▶ [PROBLEM REQUIREMENTS]: Leave out the pictures and return every entry exactly as it appears.

▶ [GIVEN DATA]:
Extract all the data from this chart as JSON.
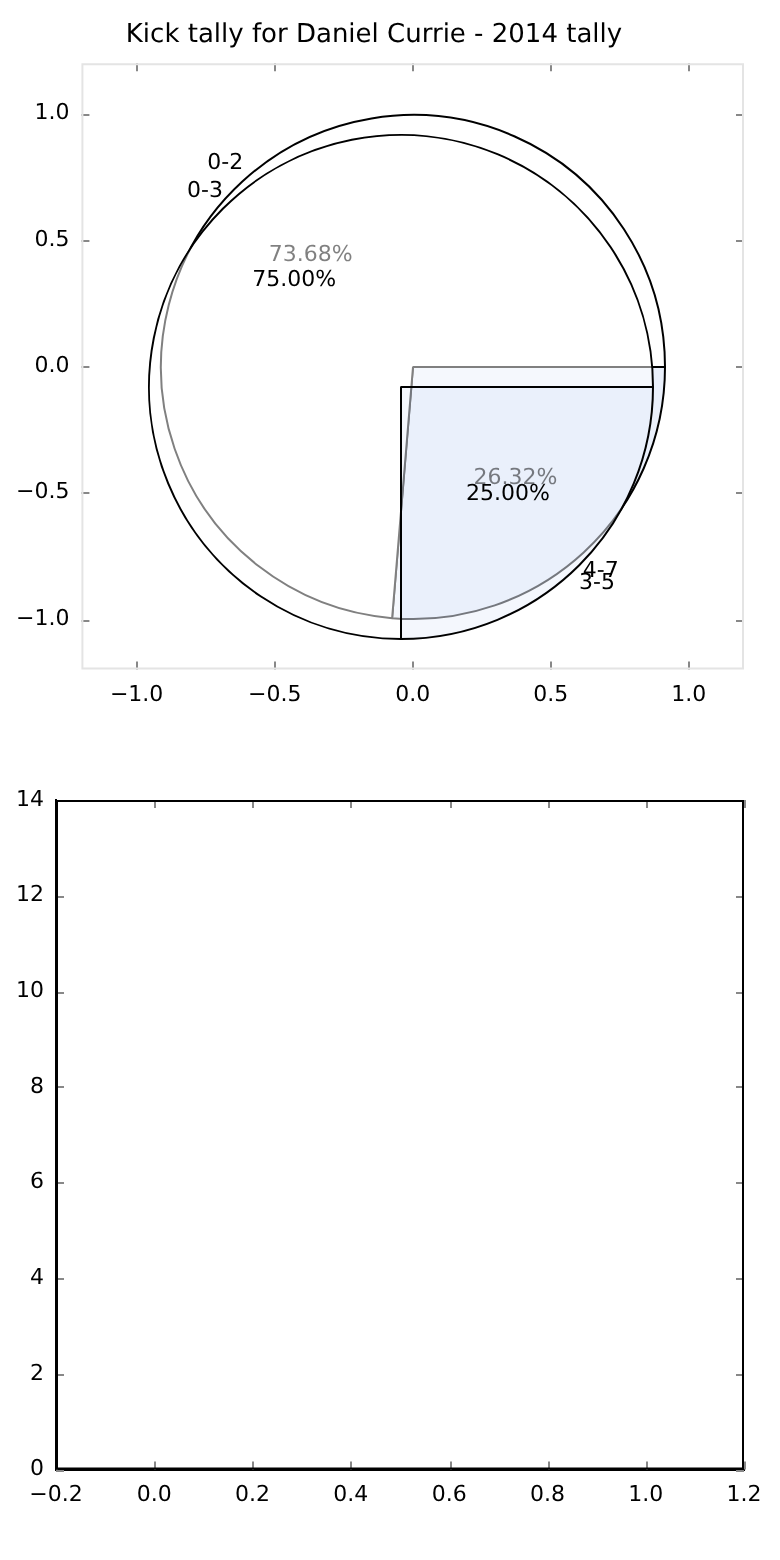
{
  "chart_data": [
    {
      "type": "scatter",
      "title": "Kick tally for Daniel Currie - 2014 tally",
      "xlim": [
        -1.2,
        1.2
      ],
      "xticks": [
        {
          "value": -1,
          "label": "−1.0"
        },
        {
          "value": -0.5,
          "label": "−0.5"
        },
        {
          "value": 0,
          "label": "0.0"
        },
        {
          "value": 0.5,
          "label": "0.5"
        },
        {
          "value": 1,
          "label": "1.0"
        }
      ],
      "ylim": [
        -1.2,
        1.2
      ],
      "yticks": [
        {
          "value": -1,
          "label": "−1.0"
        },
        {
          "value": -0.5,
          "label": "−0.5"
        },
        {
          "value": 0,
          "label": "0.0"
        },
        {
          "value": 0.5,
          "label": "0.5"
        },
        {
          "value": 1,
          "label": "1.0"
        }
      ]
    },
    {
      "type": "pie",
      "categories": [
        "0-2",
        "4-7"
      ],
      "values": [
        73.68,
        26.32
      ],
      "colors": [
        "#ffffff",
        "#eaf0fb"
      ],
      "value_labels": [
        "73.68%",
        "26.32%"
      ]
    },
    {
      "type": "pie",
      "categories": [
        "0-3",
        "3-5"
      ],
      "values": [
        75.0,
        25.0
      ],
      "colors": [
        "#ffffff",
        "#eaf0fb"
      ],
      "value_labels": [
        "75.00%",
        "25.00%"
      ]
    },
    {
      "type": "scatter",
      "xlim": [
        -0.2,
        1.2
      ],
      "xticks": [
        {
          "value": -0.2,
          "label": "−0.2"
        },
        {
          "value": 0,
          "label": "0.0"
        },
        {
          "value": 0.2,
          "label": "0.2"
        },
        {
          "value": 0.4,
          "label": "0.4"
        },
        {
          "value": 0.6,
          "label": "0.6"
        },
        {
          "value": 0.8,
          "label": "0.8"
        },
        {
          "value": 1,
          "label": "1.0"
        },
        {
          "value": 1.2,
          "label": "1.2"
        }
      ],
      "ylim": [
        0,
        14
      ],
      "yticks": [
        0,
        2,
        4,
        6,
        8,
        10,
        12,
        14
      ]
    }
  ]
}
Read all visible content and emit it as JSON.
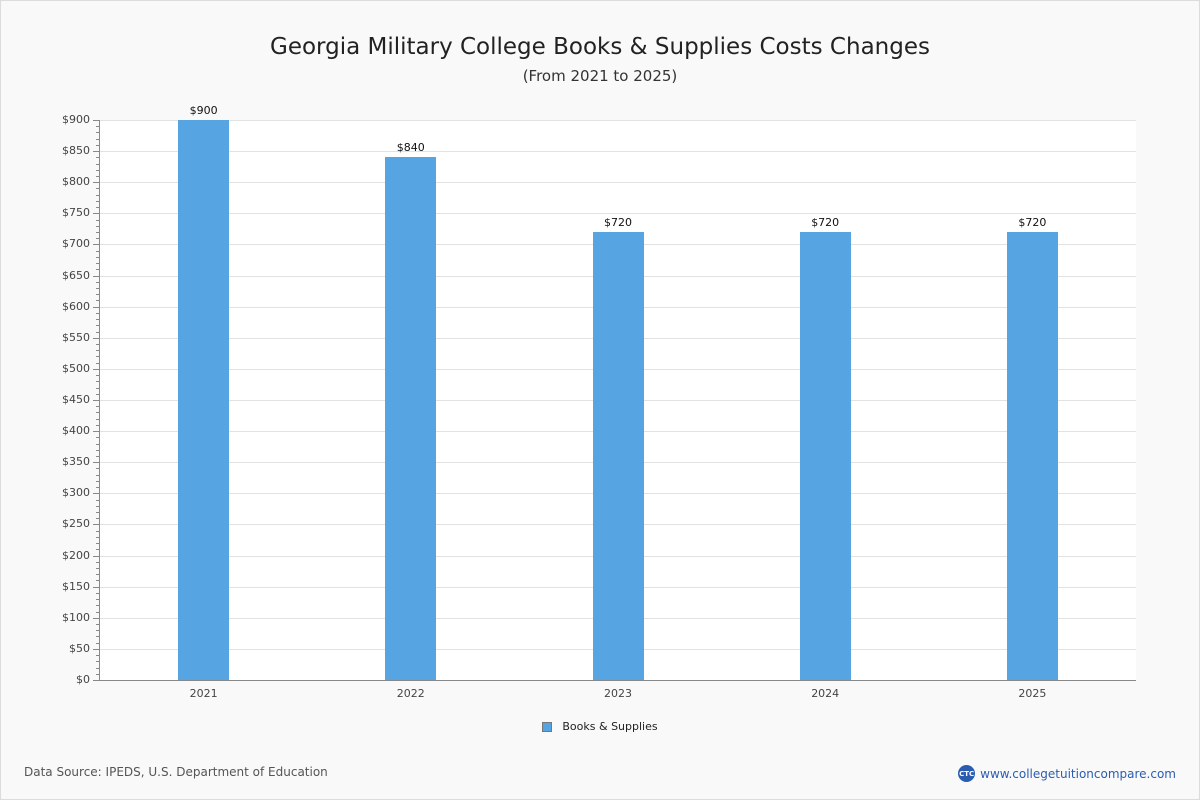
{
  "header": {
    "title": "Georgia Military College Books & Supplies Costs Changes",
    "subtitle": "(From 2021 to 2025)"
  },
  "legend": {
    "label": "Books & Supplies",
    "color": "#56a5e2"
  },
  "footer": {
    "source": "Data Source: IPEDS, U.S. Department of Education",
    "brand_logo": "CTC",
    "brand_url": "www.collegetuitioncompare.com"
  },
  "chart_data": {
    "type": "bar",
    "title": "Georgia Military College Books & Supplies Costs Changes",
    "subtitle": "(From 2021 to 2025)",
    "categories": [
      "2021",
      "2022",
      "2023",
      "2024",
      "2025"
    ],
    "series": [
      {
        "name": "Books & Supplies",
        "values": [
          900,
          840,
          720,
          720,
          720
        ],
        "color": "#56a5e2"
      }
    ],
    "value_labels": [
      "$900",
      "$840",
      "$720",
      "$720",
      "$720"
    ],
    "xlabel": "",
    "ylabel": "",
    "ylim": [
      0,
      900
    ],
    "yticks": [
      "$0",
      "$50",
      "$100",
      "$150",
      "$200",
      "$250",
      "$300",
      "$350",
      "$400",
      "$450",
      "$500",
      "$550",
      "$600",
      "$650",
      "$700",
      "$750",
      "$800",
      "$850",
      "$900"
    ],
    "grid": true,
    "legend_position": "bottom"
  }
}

▶ [OUTPUT FOR THIS EXERCISE]:
Extract all the data from this chart as JSON.
{
  "chart_data": [
    {
      "type": "scatter",
      "title": "Kick tally for Daniel Currie - 2014 tally",
      "xlim": [
        -1.2,
        1.2
      ],
      "xticks": [
        {
          "value": -1,
          "label": "−1.0"
        },
        {
          "value": -0.5,
          "label": "−0.5"
        },
        {
          "value": 0,
          "label": "0.0"
        },
        {
          "value": 0.5,
          "label": "0.5"
        },
        {
          "value": 1,
          "label": "1.0"
        }
      ],
      "ylim": [
        -1.2,
        1.2
      ],
      "yticks": [
        {
          "value": -1,
          "label": "−1.0"
        },
        {
          "value": -0.5,
          "label": "−0.5"
        },
        {
          "value": 0,
          "label": "0.0"
        },
        {
          "value": 0.5,
          "label": "0.5"
        },
        {
          "value": 1,
          "label": "1.0"
        }
      ]
    },
    {
      "type": "pie",
      "categories": [
        "0-2",
        "4-7"
      ],
      "values": [
        73.68,
        26.32
      ],
      "colors": [
        "#ffffff",
        "#eaf0fb"
      ],
      "value_labels": [
        "73.68%",
        "26.32%"
      ]
    },
    {
      "type": "pie",
      "categories": [
        "0-3",
        "3-5"
      ],
      "values": [
        75.0,
        25.0
      ],
      "colors": [
        "#ffffff",
        "#eaf0fb"
      ],
      "value_labels": [
        "75.00%",
        "25.00%"
      ]
    },
    {
      "type": "scatter",
      "xlim": [
        -0.2,
        1.2
      ],
      "xticks": [
        {
          "value": -0.2,
          "label": "−0.2"
        },
        {
          "value": 0,
          "label": "0.0"
        },
        {
          "value": 0.2,
          "label": "0.2"
        },
        {
          "value": 0.4,
          "label": "0.4"
        },
        {
          "value": 0.6,
          "label": "0.6"
        },
        {
          "value": 0.8,
          "label": "0.8"
        },
        {
          "value": 1,
          "label": "1.0"
        },
        {
          "value": 1.2,
          "label": "1.2"
        }
      ],
      "ylim": [
        0,
        14
      ],
      "yticks": [
        0,
        2,
        4,
        6,
        8,
        10,
        12,
        14
      ]
    }
  ]
}
Read all visible content and emit it as JSON.
{
  "header": {
    "title": "Georgia Military College Books & Supplies Costs Changes",
    "subtitle": "(From 2021 to 2025)"
  },
  "legend": {
    "label": "Books & Supplies",
    "color": "#56a5e2"
  },
  "footer": {
    "source": "Data Source: IPEDS, U.S. Department of Education",
    "brand_logo": "CTC",
    "brand_url": "www.collegetuitioncompare.com"
  },
  "chart_data": {
    "type": "bar",
    "title": "Georgia Military College Books & Supplies Costs Changes",
    "subtitle": "(From 2021 to 2025)",
    "categories": [
      "2021",
      "2022",
      "2023",
      "2024",
      "2025"
    ],
    "series": [
      {
        "name": "Books & Supplies",
        "values": [
          900,
          840,
          720,
          720,
          720
        ],
        "color": "#56a5e2"
      }
    ],
    "value_labels": [
      "$900",
      "$840",
      "$720",
      "$720",
      "$720"
    ],
    "xlabel": "",
    "ylabel": "",
    "ylim": [
      0,
      900
    ],
    "yticks": [
      "$0",
      "$50",
      "$100",
      "$150",
      "$200",
      "$250",
      "$300",
      "$350",
      "$400",
      "$450",
      "$500",
      "$550",
      "$600",
      "$650",
      "$700",
      "$750",
      "$800",
      "$850",
      "$900"
    ],
    "grid": true,
    "legend_position": "bottom"
  }
}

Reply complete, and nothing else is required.